* TASK GOAL *
Extract each line of the data and write it out again exactly.
** BEGIN **
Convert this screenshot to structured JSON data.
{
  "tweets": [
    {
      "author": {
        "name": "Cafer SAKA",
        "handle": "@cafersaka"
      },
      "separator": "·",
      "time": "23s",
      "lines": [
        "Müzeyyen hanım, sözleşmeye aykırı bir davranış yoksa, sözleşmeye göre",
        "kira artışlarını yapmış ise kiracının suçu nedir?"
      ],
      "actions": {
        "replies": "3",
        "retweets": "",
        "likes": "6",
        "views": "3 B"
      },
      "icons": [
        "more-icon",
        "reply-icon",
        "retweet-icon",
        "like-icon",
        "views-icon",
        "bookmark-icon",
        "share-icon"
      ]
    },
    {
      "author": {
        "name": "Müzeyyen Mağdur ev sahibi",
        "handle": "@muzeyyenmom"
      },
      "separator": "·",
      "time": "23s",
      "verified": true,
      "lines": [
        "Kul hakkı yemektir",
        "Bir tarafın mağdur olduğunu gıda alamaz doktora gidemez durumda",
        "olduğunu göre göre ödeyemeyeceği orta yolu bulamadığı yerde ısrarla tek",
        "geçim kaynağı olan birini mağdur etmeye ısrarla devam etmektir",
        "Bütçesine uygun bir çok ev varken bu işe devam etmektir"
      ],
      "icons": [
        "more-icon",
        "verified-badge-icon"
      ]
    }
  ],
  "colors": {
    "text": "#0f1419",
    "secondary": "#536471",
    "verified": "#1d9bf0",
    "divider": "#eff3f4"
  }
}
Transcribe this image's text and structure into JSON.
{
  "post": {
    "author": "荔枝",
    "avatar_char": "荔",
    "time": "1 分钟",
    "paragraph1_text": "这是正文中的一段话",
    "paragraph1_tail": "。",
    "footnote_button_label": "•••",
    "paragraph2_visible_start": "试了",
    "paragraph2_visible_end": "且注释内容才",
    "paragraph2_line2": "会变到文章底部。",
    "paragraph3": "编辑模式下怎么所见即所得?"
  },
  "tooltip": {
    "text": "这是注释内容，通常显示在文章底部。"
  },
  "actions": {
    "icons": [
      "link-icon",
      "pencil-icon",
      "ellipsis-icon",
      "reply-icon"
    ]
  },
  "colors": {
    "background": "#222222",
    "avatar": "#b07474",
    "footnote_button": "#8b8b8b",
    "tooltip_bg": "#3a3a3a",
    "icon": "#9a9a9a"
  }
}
** END **
* WRITTEN RESPONSE *
Convert this screenshot to structured JSON data.
{
  "tweets": [
    {
      "author": {
        "name": "Cafer SAKA",
        "handle": "@cafersaka"
      },
      "separator": "·",
      "time": "23s",
      "lines": [
        "Müzeyyen hanım, sözleşmeye aykırı bir davranış yoksa, sözleşmeye göre",
        "kira artışlarını yapmış ise kiracının suçu nedir?"
      ],
      "actions": {
        "replies": "3",
        "retweets": "",
        "likes": "6",
        "views": "3 B"
      },
      "icons": [
        "more-icon",
        "reply-icon",
        "retweet-icon",
        "like-icon",
        "views-icon",
        "bookmark-icon",
        "share-icon"
      ]
    },
    {
      "author": {
        "name": "Müzeyyen Mağdur ev sahibi",
        "handle": "@muzeyyenmom"
      },
      "separator": "·",
      "time": "23s",
      "verified": true,
      "lines": [
        "Kul hakkı yemektir",
        "Bir tarafın mağdur olduğunu gıda alamaz doktora gidemez durumda",
        "olduğunu göre göre ödeyemeyeceği orta yolu bulamadığı yerde ısrarla tek",
        "geçim kaynağı olan birini mağdur etmeye ısrarla devam etmektir",
        "Bütçesine uygun bir çok ev varken bu işe devam etmektir"
      ],
      "icons": [
        "more-icon",
        "verified-badge-icon"
      ]
    }
  ],
  "colors": {
    "text": "#0f1419",
    "secondary": "#536471",
    "verified": "#1d9bf0",
    "divider": "#eff3f4"
  }
}
Transcribe this image's text and structure into JSON.
{
  "post": {
    "author": "荔枝",
    "avatar_char": "荔",
    "time": "1 分钟",
    "paragraph1_text": "这是正文中的一段话",
    "paragraph1_tail": "。",
    "footnote_button_label": "•••",
    "paragraph2_visible_start": "试了",
    "paragraph2_visible_end": "且注释内容才",
    "paragraph2_line2": "会变到文章底部。",
    "paragraph3": "编辑模式下怎么所见即所得?"
  },
  "tooltip": {
    "text": "这是注释内容，通常显示在文章底部。"
  },
  "actions": {
    "icons": [
      "link-icon",
      "pencil-icon",
      "ellipsis-icon",
      "reply-icon"
    ]
  },
  "colors": {
    "background": "#222222",
    "avatar": "#b07474",
    "footnote_button": "#8b8b8b",
    "tooltip_bg": "#3a3a3a",
    "icon": "#9a9a9a"
  }
}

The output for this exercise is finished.